======== Stored data
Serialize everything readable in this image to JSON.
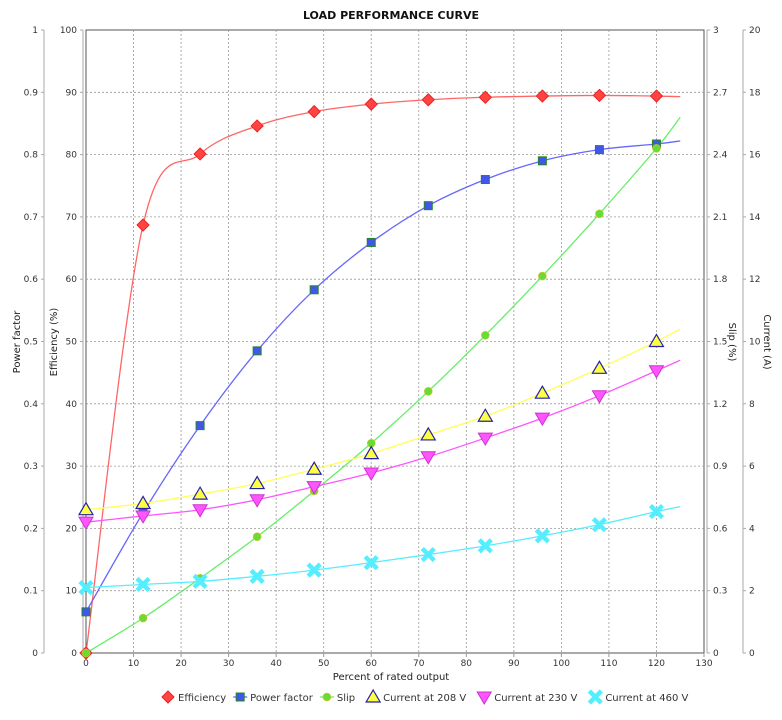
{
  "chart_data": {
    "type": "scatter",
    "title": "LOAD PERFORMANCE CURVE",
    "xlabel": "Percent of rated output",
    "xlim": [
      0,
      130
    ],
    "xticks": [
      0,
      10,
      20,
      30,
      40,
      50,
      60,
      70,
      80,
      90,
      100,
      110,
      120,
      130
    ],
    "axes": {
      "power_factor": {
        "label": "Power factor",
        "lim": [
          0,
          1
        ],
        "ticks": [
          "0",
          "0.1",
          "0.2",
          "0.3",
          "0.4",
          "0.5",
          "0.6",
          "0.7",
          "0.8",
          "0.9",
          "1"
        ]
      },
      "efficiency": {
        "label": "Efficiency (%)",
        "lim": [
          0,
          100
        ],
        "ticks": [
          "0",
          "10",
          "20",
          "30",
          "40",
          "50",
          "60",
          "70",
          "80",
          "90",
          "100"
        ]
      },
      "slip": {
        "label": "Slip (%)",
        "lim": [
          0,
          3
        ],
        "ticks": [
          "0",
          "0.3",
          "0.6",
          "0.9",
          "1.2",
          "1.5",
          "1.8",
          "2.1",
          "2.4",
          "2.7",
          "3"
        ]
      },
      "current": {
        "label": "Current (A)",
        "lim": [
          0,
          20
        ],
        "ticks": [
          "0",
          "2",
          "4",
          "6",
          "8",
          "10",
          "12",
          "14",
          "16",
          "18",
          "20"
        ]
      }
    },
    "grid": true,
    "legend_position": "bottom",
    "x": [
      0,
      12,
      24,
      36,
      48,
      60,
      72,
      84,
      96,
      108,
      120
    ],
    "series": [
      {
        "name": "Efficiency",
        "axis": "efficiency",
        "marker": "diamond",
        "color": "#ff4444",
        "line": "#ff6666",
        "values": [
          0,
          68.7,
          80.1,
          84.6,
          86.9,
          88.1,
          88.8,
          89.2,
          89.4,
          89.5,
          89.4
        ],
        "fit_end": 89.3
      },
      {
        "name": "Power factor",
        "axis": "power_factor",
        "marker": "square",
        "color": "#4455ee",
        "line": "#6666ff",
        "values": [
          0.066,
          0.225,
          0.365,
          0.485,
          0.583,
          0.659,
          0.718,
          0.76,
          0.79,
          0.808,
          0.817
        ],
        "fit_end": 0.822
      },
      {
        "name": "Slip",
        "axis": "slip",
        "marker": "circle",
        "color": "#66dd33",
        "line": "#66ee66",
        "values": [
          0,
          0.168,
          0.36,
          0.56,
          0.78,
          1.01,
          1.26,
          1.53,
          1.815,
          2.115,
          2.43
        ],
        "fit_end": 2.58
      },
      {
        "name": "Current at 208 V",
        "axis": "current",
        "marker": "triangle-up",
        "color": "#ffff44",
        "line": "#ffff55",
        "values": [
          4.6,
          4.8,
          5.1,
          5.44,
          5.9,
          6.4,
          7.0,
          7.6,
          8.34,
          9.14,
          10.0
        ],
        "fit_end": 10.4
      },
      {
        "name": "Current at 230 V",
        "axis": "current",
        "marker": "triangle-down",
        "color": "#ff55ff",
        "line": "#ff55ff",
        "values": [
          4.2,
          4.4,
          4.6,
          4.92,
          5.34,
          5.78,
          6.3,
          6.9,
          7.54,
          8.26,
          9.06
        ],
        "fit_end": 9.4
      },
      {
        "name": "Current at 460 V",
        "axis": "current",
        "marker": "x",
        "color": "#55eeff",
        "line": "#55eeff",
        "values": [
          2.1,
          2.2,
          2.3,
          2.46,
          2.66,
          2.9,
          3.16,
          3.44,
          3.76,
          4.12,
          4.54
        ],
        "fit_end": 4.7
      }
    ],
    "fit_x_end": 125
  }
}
================
Direction: Output the data above without changes, apart from leaving out the pictures.

Exercise answer:
Serialize everything readable in this image to JSON.
{
  "chart_data": {
    "type": "scatter",
    "title": "LOAD PERFORMANCE CURVE",
    "xlabel": "Percent of rated output",
    "xlim": [
      0,
      130
    ],
    "xticks": [
      0,
      10,
      20,
      30,
      40,
      50,
      60,
      70,
      80,
      90,
      100,
      110,
      120,
      130
    ],
    "axes": {
      "power_factor": {
        "label": "Power factor",
        "lim": [
          0,
          1
        ],
        "ticks": [
          "0",
          "0.1",
          "0.2",
          "0.3",
          "0.4",
          "0.5",
          "0.6",
          "0.7",
          "0.8",
          "0.9",
          "1"
        ]
      },
      "efficiency": {
        "label": "Efficiency (%)",
        "lim": [
          0,
          100
        ],
        "ticks": [
          "0",
          "10",
          "20",
          "30",
          "40",
          "50",
          "60",
          "70",
          "80",
          "90",
          "100"
        ]
      },
      "slip": {
        "label": "Slip (%)",
        "lim": [
          0,
          3
        ],
        "ticks": [
          "0",
          "0.3",
          "0.6",
          "0.9",
          "1.2",
          "1.5",
          "1.8",
          "2.1",
          "2.4",
          "2.7",
          "3"
        ]
      },
      "current": {
        "label": "Current (A)",
        "lim": [
          0,
          20
        ],
        "ticks": [
          "0",
          "2",
          "4",
          "6",
          "8",
          "10",
          "12",
          "14",
          "16",
          "18",
          "20"
        ]
      }
    },
    "grid": true,
    "legend_position": "bottom",
    "x": [
      0,
      12,
      24,
      36,
      48,
      60,
      72,
      84,
      96,
      108,
      120
    ],
    "series": [
      {
        "name": "Efficiency",
        "axis": "efficiency",
        "marker": "diamond",
        "color": "#ff4444",
        "line": "#ff6666",
        "values": [
          0,
          68.7,
          80.1,
          84.6,
          86.9,
          88.1,
          88.8,
          89.2,
          89.4,
          89.5,
          89.4
        ],
        "fit_end": 89.3
      },
      {
        "name": "Power factor",
        "axis": "power_factor",
        "marker": "square",
        "color": "#4455ee",
        "line": "#6666ff",
        "values": [
          0.066,
          0.225,
          0.365,
          0.485,
          0.583,
          0.659,
          0.718,
          0.76,
          0.79,
          0.808,
          0.817
        ],
        "fit_end": 0.822
      },
      {
        "name": "Slip",
        "axis": "slip",
        "marker": "circle",
        "color": "#66dd33",
        "line": "#66ee66",
        "values": [
          0,
          0.168,
          0.36,
          0.56,
          0.78,
          1.01,
          1.26,
          1.53,
          1.815,
          2.115,
          2.43
        ],
        "fit_end": 2.58
      },
      {
        "name": "Current at 208 V",
        "axis": "current",
        "marker": "triangle-up",
        "color": "#ffff44",
        "line": "#ffff55",
        "values": [
          4.6,
          4.8,
          5.1,
          5.44,
          5.9,
          6.4,
          7.0,
          7.6,
          8.34,
          9.14,
          10.0
        ],
        "fit_end": 10.4
      },
      {
        "name": "Current at 230 V",
        "axis": "current",
        "marker": "triangle-down",
        "color": "#ff55ff",
        "line": "#ff55ff",
        "values": [
          4.2,
          4.4,
          4.6,
          4.92,
          5.34,
          5.78,
          6.3,
          6.9,
          7.54,
          8.26,
          9.06
        ],
        "fit_end": 9.4
      },
      {
        "name": "Current at 460 V",
        "axis": "current",
        "marker": "x",
        "color": "#55eeff",
        "line": "#55eeff",
        "values": [
          2.1,
          2.2,
          2.3,
          2.46,
          2.66,
          2.9,
          3.16,
          3.44,
          3.76,
          4.12,
          4.54
        ],
        "fit_end": 4.7
      }
    ],
    "fit_x_end": 125
  }
}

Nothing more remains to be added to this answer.